REQUIREMENTS: Check each line of the material below, and copy it if it holds the string "ὕδατος".

RECORDS FOR THE TASK:
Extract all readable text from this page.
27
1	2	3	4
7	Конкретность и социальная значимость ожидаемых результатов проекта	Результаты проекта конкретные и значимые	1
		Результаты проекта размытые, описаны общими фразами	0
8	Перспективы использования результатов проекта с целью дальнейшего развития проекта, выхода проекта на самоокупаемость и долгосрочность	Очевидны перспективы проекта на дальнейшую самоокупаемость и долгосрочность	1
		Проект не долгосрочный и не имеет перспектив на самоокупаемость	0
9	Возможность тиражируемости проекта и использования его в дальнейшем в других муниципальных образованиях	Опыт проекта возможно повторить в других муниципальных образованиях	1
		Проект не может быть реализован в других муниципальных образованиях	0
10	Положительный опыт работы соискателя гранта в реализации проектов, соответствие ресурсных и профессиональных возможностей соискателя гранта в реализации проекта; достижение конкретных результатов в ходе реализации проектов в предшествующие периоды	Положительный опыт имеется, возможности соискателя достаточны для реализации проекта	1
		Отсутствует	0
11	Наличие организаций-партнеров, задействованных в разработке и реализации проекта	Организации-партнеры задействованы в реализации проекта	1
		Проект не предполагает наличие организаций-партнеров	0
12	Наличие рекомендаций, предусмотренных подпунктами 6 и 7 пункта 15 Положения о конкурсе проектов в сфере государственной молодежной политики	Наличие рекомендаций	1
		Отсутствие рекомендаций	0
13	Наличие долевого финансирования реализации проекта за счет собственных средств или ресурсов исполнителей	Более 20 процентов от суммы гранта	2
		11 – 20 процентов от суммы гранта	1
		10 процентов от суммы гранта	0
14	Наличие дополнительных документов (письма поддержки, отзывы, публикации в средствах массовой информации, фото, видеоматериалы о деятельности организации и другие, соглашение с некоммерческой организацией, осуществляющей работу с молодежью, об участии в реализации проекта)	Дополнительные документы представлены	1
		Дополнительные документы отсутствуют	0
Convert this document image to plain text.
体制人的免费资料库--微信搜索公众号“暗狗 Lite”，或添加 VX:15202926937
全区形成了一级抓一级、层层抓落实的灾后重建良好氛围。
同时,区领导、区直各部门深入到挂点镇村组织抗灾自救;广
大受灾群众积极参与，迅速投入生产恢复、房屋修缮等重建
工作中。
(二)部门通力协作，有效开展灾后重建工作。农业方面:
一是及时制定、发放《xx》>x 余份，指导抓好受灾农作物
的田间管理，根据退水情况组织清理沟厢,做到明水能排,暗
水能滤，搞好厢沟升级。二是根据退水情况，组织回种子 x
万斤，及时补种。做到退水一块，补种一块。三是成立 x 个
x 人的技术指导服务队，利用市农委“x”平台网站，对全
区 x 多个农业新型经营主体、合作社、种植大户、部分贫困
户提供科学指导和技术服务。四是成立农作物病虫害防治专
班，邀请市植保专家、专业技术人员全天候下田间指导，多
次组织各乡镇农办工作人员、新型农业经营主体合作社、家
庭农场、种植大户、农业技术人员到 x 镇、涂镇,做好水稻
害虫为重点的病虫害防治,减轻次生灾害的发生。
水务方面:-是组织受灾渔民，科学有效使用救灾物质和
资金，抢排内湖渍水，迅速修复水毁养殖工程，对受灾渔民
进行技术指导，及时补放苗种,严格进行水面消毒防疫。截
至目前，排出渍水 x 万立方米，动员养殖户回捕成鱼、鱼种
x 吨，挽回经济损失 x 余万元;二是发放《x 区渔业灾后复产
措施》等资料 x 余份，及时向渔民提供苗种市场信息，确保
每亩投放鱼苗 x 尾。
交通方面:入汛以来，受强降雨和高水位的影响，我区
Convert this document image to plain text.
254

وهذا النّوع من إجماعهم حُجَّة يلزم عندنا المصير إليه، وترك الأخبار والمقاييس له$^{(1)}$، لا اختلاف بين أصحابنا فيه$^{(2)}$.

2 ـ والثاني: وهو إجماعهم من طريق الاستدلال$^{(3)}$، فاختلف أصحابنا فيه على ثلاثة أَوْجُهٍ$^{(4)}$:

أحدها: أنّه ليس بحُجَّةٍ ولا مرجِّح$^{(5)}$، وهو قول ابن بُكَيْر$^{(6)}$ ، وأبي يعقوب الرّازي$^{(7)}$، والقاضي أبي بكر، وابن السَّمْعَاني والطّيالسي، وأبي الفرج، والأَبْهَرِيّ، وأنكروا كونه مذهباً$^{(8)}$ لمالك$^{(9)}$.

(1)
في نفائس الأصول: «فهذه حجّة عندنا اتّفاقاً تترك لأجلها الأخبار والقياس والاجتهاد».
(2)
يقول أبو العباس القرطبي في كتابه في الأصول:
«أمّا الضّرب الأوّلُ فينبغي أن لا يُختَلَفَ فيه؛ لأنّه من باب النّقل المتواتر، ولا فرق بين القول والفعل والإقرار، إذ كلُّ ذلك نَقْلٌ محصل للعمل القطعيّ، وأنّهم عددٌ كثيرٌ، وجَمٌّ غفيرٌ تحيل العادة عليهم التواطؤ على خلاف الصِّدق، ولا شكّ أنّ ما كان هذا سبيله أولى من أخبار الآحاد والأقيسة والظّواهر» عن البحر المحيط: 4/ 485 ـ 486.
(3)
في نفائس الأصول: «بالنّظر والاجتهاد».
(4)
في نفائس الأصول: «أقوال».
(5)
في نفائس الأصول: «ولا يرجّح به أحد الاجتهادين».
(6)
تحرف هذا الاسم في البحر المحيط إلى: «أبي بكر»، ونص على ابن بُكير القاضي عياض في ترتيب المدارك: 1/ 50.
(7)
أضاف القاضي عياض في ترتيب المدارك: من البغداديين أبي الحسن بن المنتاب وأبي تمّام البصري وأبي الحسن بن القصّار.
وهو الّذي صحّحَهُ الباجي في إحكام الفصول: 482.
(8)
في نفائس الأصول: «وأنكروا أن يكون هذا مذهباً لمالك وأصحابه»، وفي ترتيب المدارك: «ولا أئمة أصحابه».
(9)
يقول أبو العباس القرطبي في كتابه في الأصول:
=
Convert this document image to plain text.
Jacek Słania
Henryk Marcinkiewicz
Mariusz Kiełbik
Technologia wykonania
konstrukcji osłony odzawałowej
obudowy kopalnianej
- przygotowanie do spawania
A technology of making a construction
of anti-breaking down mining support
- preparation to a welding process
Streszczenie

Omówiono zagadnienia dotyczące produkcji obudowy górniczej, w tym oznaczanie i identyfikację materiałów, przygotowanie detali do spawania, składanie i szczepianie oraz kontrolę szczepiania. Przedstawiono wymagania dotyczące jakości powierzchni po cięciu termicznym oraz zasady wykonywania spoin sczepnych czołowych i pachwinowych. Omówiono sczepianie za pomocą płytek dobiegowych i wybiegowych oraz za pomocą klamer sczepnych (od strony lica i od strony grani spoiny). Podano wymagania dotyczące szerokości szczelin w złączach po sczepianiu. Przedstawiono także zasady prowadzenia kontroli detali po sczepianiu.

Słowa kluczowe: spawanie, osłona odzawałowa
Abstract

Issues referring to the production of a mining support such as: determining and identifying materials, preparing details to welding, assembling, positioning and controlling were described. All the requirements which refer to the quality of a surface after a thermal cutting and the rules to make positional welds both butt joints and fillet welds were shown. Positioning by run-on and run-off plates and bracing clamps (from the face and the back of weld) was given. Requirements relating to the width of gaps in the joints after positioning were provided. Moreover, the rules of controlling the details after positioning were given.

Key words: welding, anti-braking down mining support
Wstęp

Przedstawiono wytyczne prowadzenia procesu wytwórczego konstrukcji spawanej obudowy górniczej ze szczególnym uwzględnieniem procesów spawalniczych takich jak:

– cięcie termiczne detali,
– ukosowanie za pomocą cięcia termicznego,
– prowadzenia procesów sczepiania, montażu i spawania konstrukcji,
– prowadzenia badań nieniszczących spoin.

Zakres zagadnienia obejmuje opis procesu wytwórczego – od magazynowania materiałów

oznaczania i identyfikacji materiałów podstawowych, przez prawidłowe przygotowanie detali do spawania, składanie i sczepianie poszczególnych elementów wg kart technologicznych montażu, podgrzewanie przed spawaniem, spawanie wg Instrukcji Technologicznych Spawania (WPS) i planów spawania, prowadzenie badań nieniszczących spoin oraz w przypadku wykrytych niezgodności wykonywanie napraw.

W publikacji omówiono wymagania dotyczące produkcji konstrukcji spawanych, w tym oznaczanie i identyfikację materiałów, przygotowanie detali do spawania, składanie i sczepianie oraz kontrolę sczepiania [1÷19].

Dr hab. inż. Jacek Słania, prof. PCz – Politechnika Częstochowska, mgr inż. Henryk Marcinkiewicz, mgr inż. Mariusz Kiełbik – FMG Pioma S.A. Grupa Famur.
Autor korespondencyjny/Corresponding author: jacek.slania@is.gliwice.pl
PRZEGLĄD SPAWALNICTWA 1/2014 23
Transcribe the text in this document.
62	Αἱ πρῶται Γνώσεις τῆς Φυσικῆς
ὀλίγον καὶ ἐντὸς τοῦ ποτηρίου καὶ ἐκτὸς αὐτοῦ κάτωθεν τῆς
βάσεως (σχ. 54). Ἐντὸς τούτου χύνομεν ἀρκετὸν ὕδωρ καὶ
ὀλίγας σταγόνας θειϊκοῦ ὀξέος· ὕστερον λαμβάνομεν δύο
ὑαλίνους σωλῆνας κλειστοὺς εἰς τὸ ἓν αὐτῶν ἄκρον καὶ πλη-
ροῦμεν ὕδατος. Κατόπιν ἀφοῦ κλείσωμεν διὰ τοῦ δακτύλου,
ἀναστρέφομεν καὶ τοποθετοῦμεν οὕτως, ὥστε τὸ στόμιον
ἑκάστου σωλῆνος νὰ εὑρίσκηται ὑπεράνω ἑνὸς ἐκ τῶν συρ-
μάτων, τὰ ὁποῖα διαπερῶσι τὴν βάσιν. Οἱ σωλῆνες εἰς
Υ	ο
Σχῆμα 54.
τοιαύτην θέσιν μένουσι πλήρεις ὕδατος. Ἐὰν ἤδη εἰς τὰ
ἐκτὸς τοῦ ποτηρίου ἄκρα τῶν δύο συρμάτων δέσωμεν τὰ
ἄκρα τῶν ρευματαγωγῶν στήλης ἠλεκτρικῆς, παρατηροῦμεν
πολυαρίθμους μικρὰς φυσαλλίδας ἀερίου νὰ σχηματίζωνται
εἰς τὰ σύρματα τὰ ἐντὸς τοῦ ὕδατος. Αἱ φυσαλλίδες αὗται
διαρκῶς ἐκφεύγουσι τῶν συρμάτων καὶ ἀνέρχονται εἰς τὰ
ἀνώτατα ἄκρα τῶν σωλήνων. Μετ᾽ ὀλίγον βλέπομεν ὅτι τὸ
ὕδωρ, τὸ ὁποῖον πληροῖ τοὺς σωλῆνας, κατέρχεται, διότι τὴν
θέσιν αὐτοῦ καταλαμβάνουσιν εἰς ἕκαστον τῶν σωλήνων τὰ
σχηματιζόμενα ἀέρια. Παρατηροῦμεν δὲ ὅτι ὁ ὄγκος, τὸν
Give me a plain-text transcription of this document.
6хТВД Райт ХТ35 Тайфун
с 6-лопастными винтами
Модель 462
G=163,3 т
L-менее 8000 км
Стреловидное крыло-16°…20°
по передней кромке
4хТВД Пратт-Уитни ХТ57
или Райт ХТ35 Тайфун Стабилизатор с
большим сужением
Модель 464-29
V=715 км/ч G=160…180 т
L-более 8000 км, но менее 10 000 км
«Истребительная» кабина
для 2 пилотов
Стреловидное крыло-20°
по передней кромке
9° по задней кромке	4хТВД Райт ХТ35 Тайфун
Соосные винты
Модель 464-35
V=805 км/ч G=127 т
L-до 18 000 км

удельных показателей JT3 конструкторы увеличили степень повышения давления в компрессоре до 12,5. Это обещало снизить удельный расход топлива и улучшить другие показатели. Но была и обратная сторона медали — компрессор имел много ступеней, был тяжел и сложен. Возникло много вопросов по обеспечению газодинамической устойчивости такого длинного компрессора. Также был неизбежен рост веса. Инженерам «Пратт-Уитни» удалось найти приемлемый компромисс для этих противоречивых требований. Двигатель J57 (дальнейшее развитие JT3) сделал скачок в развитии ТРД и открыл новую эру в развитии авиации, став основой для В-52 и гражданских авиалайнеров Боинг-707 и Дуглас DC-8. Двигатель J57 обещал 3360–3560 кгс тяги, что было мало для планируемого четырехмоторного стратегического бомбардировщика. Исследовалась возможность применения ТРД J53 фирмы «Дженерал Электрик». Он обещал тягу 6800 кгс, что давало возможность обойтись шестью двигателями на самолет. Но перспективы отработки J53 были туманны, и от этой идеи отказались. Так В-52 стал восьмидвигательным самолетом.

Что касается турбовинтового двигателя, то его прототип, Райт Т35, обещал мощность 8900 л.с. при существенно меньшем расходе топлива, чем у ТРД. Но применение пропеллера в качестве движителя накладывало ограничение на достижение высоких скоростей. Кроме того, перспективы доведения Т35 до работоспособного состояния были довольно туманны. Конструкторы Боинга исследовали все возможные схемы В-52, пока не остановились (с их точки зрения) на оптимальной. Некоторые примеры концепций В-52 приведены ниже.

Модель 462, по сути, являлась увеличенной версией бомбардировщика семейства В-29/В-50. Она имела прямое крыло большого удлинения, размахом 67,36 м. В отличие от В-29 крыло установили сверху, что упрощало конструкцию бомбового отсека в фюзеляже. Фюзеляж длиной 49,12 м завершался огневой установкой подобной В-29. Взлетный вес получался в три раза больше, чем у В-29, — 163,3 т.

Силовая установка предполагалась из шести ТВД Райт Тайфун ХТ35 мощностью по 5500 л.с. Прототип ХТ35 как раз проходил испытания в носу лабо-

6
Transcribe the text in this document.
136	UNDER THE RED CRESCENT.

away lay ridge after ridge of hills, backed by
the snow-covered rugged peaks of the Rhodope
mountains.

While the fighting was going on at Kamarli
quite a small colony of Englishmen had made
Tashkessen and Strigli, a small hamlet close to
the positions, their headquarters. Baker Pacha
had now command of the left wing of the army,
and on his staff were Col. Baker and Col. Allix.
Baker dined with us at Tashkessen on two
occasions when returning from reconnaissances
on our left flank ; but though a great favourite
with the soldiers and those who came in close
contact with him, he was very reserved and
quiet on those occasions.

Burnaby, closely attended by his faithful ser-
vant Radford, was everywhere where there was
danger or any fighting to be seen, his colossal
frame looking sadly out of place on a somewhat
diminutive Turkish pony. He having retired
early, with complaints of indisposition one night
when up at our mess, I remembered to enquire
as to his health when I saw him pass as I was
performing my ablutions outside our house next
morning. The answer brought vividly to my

SOLUTION TO THIS EXERCISE:
ροῦμεν ὕδατος. Κατόπιν ἀφοῦ κλείσωμεν διὰ τοῦ δακτύλου,
τοιαύτην θέσιν μένουσι πλήρεις ὕδατος. Ἐὰν ἤδη εἰς τὰ
εἰς τὰ σύρματα τὰ ἐντὸς τοῦ ὕδατος. Αἱ φυσαλλίδες αὗται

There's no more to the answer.